┌─ DATA ENTRIES

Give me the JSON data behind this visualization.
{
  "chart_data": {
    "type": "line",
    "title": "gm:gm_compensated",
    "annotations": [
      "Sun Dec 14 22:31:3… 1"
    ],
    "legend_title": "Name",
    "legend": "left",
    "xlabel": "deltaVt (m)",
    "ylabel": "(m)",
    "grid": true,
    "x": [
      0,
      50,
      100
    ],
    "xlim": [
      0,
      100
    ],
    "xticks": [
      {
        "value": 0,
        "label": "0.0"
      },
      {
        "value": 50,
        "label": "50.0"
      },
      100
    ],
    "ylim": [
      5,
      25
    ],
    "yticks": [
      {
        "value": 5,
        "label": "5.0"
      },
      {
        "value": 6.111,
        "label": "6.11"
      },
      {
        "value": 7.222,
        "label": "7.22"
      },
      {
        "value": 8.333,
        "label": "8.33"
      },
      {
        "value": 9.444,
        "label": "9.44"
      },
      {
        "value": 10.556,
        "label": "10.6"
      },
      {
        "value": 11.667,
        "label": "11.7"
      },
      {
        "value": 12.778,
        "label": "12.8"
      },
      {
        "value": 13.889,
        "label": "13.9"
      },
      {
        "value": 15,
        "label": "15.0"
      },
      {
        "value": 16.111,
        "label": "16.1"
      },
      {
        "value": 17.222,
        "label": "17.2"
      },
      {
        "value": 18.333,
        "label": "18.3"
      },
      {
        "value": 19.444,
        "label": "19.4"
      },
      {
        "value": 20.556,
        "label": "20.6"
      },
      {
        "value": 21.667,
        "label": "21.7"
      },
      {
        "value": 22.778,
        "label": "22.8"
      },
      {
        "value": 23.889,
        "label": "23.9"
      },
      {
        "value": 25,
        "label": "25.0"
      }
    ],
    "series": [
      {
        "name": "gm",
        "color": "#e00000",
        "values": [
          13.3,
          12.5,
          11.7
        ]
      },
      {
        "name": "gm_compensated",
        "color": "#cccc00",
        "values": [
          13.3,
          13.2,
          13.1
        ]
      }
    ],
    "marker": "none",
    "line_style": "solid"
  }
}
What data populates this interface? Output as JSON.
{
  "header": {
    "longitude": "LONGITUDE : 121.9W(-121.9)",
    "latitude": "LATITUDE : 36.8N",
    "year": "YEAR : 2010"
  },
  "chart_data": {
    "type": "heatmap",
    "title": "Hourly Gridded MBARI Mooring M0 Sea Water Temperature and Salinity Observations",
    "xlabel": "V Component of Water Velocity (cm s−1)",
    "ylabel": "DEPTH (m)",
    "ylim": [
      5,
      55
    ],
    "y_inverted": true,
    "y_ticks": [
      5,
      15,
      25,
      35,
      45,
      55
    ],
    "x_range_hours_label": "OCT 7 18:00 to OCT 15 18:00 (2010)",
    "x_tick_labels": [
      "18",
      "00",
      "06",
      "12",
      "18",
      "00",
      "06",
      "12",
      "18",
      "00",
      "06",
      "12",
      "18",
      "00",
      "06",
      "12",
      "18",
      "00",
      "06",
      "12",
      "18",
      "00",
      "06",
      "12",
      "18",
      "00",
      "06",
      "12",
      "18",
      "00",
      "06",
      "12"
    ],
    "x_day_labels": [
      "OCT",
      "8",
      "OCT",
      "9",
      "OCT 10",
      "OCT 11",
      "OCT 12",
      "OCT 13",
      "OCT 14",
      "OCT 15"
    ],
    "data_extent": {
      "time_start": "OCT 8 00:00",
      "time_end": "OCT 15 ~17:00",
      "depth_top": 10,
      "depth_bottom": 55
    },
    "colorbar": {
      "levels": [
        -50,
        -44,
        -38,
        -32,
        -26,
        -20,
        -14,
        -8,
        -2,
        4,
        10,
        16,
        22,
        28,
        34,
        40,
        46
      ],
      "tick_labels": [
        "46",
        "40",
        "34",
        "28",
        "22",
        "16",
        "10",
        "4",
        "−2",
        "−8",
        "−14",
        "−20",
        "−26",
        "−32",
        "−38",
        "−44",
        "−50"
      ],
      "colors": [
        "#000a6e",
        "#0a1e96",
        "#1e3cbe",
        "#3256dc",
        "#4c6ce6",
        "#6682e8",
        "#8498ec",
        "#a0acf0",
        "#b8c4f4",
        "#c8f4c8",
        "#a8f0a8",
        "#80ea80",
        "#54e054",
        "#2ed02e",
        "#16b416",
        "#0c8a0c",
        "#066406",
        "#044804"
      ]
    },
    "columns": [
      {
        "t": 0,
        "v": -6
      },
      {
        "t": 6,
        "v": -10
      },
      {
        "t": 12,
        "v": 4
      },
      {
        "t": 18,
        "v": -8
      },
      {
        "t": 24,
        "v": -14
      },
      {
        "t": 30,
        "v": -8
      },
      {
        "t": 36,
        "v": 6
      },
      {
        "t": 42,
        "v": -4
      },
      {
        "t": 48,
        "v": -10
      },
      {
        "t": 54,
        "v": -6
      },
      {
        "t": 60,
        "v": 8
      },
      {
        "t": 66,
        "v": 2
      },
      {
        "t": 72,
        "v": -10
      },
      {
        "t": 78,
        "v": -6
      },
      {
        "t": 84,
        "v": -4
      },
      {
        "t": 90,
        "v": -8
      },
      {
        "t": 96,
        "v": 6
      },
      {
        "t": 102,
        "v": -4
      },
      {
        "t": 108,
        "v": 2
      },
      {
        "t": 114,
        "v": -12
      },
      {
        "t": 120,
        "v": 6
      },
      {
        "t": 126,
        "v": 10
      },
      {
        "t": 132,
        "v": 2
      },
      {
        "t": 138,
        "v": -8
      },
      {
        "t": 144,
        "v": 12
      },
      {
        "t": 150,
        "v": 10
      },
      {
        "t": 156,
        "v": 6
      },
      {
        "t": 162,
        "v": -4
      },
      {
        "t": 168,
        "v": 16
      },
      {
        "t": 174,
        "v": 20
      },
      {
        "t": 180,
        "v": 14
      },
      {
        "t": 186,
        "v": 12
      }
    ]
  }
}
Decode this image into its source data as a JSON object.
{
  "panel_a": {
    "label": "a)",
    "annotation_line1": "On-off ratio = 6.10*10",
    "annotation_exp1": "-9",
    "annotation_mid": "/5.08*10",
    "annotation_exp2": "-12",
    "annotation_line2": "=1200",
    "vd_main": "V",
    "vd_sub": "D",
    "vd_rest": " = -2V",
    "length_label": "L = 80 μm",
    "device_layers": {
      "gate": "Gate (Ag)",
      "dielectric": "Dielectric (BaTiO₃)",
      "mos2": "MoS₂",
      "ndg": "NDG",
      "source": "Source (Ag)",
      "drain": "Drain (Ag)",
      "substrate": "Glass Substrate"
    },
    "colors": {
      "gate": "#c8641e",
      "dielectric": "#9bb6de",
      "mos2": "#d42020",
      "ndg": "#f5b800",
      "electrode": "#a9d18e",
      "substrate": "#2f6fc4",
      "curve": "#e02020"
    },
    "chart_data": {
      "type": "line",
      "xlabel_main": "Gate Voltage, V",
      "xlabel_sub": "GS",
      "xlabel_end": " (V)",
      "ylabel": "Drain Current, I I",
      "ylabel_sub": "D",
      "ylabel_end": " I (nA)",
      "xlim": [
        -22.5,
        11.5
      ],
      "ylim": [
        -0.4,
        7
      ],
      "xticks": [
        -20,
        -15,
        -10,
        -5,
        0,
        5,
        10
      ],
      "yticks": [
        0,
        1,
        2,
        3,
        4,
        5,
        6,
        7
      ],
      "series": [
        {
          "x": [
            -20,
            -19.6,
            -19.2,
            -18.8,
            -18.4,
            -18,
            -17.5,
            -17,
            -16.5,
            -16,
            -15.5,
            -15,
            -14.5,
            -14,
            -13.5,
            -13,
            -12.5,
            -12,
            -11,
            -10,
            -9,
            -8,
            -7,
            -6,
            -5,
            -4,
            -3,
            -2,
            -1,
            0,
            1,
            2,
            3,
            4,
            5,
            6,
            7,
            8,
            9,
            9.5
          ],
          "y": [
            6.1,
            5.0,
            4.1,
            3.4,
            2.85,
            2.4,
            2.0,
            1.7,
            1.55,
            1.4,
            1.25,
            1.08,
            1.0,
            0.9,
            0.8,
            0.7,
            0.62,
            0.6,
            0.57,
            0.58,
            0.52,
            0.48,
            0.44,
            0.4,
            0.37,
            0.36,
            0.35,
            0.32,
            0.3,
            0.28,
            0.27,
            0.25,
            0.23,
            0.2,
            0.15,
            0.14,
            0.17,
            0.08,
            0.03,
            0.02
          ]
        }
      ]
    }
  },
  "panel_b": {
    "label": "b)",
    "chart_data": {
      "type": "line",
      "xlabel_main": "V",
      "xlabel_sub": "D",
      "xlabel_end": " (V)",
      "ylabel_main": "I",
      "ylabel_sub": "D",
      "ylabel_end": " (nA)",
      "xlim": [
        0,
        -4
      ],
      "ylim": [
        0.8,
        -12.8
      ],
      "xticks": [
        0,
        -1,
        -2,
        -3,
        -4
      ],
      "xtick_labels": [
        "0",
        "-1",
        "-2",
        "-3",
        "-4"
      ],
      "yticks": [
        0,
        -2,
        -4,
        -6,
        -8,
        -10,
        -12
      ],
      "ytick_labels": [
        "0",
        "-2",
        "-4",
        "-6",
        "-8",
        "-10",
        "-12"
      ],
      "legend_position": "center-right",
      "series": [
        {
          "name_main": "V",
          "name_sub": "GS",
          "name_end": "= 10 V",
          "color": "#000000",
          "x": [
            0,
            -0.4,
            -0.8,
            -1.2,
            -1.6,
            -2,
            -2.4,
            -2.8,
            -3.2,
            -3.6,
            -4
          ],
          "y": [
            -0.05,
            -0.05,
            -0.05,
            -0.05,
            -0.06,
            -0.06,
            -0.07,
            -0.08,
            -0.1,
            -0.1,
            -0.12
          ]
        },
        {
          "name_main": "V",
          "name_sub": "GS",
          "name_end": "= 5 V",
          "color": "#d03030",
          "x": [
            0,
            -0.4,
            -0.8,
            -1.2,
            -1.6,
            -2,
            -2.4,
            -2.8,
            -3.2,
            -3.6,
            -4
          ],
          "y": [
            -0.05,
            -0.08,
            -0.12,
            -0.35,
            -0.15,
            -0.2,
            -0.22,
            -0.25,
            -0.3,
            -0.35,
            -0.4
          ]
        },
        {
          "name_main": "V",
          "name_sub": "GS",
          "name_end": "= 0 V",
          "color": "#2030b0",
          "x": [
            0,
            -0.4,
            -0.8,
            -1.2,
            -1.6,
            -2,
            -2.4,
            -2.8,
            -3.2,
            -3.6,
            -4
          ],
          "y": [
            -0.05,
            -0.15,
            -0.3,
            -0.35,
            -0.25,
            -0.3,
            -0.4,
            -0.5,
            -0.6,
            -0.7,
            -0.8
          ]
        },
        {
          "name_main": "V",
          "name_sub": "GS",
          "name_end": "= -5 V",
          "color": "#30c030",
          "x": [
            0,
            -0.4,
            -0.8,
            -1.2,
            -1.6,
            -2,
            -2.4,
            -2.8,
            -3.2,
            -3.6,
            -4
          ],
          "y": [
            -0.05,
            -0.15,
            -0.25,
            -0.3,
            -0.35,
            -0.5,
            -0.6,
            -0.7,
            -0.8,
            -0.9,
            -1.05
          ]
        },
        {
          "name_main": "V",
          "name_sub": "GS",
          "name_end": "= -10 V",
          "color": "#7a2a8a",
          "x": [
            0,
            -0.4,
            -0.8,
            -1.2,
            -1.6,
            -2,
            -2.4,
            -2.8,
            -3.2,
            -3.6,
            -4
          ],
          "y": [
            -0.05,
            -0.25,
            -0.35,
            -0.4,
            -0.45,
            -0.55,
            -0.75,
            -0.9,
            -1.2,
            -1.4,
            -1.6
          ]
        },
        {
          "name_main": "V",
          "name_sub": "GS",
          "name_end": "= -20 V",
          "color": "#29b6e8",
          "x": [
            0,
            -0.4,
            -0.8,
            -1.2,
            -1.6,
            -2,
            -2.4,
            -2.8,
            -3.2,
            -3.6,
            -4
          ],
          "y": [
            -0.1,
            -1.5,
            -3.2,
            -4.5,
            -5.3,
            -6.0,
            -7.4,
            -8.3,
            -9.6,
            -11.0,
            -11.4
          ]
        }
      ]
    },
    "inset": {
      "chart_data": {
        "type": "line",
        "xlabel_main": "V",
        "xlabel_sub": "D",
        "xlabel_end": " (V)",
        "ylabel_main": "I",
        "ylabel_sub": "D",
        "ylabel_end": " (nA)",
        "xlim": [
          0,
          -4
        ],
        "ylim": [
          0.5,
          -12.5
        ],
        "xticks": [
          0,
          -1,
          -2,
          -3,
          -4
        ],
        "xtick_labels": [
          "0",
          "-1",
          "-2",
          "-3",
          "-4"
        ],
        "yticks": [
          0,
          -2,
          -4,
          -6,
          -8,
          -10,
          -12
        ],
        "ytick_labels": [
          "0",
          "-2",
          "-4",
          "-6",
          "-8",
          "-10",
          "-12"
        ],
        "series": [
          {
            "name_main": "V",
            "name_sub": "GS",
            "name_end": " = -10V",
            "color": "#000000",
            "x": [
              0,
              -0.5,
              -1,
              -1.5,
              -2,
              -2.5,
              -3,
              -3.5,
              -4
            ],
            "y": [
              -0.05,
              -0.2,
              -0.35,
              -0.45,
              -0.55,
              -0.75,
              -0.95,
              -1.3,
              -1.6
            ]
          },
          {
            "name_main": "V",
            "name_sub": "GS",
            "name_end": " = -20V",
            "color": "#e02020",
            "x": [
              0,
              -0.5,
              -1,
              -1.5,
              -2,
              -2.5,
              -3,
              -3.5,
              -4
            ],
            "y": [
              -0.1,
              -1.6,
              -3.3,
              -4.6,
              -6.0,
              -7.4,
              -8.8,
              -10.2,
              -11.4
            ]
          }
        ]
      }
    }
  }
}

└─

:: OBJECTIVE ::
Pick out the lines that contain "this" and copy them.

:: TASK ANSWER ::
Give me the JSON data behind this visualization.
What data populates this interface? Output as JSON.
Decode this image into its source data as a JSON object.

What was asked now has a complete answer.